TASK INPUTS.
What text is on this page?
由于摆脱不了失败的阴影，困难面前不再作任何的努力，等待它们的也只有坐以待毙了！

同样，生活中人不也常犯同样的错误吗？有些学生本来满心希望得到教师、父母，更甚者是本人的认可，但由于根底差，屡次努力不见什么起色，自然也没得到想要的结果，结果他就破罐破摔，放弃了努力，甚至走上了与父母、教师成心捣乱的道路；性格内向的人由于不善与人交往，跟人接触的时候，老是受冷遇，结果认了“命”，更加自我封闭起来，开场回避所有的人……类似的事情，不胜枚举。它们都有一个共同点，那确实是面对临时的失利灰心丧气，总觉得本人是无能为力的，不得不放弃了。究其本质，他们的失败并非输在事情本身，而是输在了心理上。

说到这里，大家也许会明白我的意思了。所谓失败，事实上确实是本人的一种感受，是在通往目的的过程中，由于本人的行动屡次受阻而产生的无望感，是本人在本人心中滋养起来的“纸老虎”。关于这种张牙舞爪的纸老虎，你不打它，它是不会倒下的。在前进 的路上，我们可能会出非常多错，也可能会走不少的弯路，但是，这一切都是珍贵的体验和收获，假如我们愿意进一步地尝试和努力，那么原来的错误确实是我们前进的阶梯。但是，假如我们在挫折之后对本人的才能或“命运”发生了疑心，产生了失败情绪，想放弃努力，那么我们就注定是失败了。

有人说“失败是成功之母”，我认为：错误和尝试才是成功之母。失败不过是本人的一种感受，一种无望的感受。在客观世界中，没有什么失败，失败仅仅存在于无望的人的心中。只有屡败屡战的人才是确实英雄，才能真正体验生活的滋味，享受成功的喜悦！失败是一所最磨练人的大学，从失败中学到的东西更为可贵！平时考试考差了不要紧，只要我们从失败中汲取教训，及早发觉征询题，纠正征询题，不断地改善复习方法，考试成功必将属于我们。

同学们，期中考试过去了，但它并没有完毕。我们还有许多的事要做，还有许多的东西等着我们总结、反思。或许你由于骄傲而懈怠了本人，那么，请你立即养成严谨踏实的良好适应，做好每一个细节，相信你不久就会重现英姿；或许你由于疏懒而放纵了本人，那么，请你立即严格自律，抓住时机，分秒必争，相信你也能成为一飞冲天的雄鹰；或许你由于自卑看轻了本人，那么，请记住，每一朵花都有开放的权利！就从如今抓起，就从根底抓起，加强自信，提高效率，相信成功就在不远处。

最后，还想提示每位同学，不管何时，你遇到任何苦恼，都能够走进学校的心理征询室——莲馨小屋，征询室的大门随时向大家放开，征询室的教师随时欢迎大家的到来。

STATED EXERCISE. Extract the listing in its entirety, matching it exactly.

ANSWER TO THIS EXERCISE.
What text is on this page?
由于摆脱不了失败的阴影，困难面前不再作任何的努力，等待它们的也只有坐以待毙了！

同样，生活中人不也常犯同样的错误吗？有些学生本来满心希望得到教师、父母，更甚者是本人的认可，但由于根底差，屡次努力不见什么起色，自然也没得到想要的结果，结果他就破罐破摔，放弃了努力，甚至走上了与父母、教师成心捣乱的道路；性格内向的人由于不善与人交往，跟人接触的时候，老是受冷遇，结果认了“命”，更加自我封闭起来，开场回避所有的人……类似的事情，不胜枚举。它们都有一个共同点，那确实是面对临时的失利灰心丧气，总觉得本人是无能为力的，不得不放弃了。究其本质，他们的失败并非输在事情本身，而是输在了心理上。

说到这里，大家也许会明白我的意思了。所谓失败，事实上确实是本人的一种感受，是在通往目的的过程中，由于本人的行动屡次受阻而产生的无望感，是本人在本人心中滋养起来的“纸老虎”。关于这种张牙舞爪的纸老虎，你不打它，它是不会倒下的。在前进 的路上，我们可能会出非常多错，也可能会走不少的弯路，但是，这一切都是珍贵的体验和收获，假如我们愿意进一步地尝试和努力，那么原来的错误确实是我们前进的阶梯。但是，假如我们在挫折之后对本人的才能或“命运”发生了疑心，产生了失败情绪，想放弃努力，那么我们就注定是失败了。

有人说“失败是成功之母”，我认为：错误和尝试才是成功之母。失败不过是本人的一种感受，一种无望的感受。在客观世界中，没有什么失败，失败仅仅存在于无望的人的心中。只有屡败屡战的人才是确实英雄，才能真正体验生活的滋味，享受成功的喜悦！失败是一所最磨练人的大学，从失败中学到的东西更为可贵！平时考试考差了不要紧，只要我们从失败中汲取教训，及早发觉征询题，纠正征询题，不断地改善复习方法，考试成功必将属于我们。

同学们，期中考试过去了，但它并没有完毕。我们还有许多的事要做，还有许多的东西等着我们总结、反思。或许你由于骄傲而懈怠了本人，那么，请你立即养成严谨踏实的良好适应，做好每一个细节，相信你不久就会重现英姿；或许你由于疏懒而放纵了本人，那么，请你立即严格自律，抓住时机，分秒必争，相信你也能成为一飞冲天的雄鹰；或许你由于自卑看轻了本人，那么，请记住，每一朵花都有开放的权利！就从如今抓起，就从根底抓起，加强自信，提高效率，相信成功就在不远处。

最后，还想提示每位同学，不管何时，你遇到任何苦恼，都能够走进学校的心理征询室——莲馨小屋，征询室的大门随时向大家放开，征询室的教师随时欢迎大家的到来。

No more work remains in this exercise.